-- start --
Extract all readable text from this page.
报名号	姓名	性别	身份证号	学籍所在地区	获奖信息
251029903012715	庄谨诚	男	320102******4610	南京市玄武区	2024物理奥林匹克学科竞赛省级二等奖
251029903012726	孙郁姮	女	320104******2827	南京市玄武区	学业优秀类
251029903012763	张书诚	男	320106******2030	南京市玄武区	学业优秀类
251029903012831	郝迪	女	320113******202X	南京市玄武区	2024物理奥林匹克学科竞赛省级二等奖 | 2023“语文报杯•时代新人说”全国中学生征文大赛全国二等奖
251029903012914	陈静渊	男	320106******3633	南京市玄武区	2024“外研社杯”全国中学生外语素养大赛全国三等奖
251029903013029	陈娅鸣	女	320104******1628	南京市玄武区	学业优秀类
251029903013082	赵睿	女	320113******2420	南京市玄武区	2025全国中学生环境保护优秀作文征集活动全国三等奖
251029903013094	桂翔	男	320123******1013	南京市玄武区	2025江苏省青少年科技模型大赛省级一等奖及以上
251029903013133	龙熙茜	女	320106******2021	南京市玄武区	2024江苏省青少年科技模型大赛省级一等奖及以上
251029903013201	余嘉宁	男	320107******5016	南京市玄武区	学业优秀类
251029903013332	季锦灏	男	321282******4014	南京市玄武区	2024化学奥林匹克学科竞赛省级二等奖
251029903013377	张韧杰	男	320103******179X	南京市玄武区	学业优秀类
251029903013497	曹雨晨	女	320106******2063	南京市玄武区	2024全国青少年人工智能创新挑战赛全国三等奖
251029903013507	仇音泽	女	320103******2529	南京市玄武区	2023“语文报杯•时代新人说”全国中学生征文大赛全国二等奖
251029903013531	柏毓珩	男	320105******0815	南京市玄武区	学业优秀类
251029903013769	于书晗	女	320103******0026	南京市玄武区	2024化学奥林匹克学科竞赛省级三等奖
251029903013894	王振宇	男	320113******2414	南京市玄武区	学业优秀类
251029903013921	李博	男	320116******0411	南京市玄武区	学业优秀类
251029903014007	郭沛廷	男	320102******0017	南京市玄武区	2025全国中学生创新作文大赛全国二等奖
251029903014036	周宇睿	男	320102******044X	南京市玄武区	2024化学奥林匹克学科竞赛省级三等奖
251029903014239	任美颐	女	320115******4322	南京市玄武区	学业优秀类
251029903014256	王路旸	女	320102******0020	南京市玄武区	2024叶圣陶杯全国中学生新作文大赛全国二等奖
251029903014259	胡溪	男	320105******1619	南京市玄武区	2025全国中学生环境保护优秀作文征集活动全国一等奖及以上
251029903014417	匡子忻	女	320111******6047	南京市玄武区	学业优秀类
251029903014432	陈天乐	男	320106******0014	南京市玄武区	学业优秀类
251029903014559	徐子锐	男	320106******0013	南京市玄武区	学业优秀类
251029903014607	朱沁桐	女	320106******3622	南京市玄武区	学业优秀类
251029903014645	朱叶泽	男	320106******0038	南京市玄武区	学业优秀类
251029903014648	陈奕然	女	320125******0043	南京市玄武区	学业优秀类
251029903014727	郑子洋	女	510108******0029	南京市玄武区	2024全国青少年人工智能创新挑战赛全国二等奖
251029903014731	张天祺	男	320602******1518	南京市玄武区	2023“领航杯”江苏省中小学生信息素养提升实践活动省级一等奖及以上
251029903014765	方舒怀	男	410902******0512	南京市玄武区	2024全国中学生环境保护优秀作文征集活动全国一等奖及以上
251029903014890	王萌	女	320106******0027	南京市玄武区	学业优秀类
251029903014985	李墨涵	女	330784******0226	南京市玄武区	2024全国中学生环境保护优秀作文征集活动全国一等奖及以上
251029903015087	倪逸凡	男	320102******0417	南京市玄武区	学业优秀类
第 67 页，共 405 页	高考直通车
-- end --
- [Task prompt] Set every line of the listing down word for word.

- [Solution to the problem]
Extract all readable text from this page.
报名号	姓名	性别	身份证号	学籍所在地区	获奖信息
251029903012715	庄谨诚	男	320102******4610	南京市玄武区	2024物理奥林匹克学科竞赛省级二等奖
251029903012726	孙郁姮	女	320104******2827	南京市玄武区	学业优秀类
251029903012763	张书诚	男	320106******2030	南京市玄武区	学业优秀类
251029903012831	郝迪	女	320113******202X	南京市玄武区	2024物理奥林匹克学科竞赛省级二等奖 | 2023“语文报杯•时代新人说”全国中学生征文大赛全国二等奖
251029903012914	陈静渊	男	320106******3633	南京市玄武区	2024“外研社杯”全国中学生外语素养大赛全国三等奖
251029903013029	陈娅鸣	女	320104******1628	南京市玄武区	学业优秀类
251029903013082	赵睿	女	320113******2420	南京市玄武区	2025全国中学生环境保护优秀作文征集活动全国三等奖
251029903013094	桂翔	男	320123******1013	南京市玄武区	2025江苏省青少年科技模型大赛省级一等奖及以上
251029903013133	龙熙茜	女	320106******2021	南京市玄武区	2024江苏省青少年科技模型大赛省级一等奖及以上
251029903013201	余嘉宁	男	320107******5016	南京市玄武区	学业优秀类
251029903013332	季锦灏	男	321282******4014	南京市玄武区	2024化学奥林匹克学科竞赛省级二等奖
251029903013377	张韧杰	男	320103******179X	南京市玄武区	学业优秀类
251029903013497	曹雨晨	女	320106******2063	南京市玄武区	2024全国青少年人工智能创新挑战赛全国三等奖
251029903013507	仇音泽	女	320103******2529	南京市玄武区	2023“语文报杯•时代新人说”全国中学生征文大赛全国二等奖
251029903013531	柏毓珩	男	320105******0815	南京市玄武区	学业优秀类
251029903013769	于书晗	女	320103******0026	南京市玄武区	2024化学奥林匹克学科竞赛省级三等奖
251029903013894	王振宇	男	320113******2414	南京市玄武区	学业优秀类
251029903013921	李博	男	320116******0411	南京市玄武区	学业优秀类
251029903014007	郭沛廷	男	320102******0017	南京市玄武区	2025全国中学生创新作文大赛全国二等奖
251029903014036	周宇睿	男	320102******044X	南京市玄武区	2024化学奥林匹克学科竞赛省级三等奖
251029903014239	任美颐	女	320115******4322	南京市玄武区	学业优秀类
251029903014256	王路旸	女	320102******0020	南京市玄武区	2024叶圣陶杯全国中学生新作文大赛全国二等奖
251029903014259	胡溪	男	320105******1619	南京市玄武区	2025全国中学生环境保护优秀作文征集活动全国一等奖及以上
251029903014417	匡子忻	女	320111******6047	南京市玄武区	学业优秀类
251029903014432	陈天乐	男	320106******0014	南京市玄武区	学业优秀类
251029903014559	徐子锐	男	320106******0013	南京市玄武区	学业优秀类
251029903014607	朱沁桐	女	320106******3622	南京市玄武区	学业优秀类
251029903014645	朱叶泽	男	320106******0038	南京市玄武区	学业优秀类
251029903014648	陈奕然	女	320125******0043	南京市玄武区	学业优秀类
251029903014727	郑子洋	女	510108******0029	南京市玄武区	2024全国青少年人工智能创新挑战赛全国二等奖
251029903014731	张天祺	男	320602******1518	南京市玄武区	2023“领航杯”江苏省中小学生信息素养提升实践活动省级一等奖及以上
251029903014765	方舒怀	男	410902******0512	南京市玄武区	2024全国中学生环境保护优秀作文征集活动全国一等奖及以上
251029903014890	王萌	女	320106******0027	南京市玄武区	学业优秀类
251029903014985	李墨涵	女	330784******0226	南京市玄武区	2024全国中学生环境保护优秀作文征集活动全国一等奖及以上
251029903015087	倪逸凡	男	320102******0417	南京市玄武区	学业优秀类
第 67 页，共 405 页	高考直通车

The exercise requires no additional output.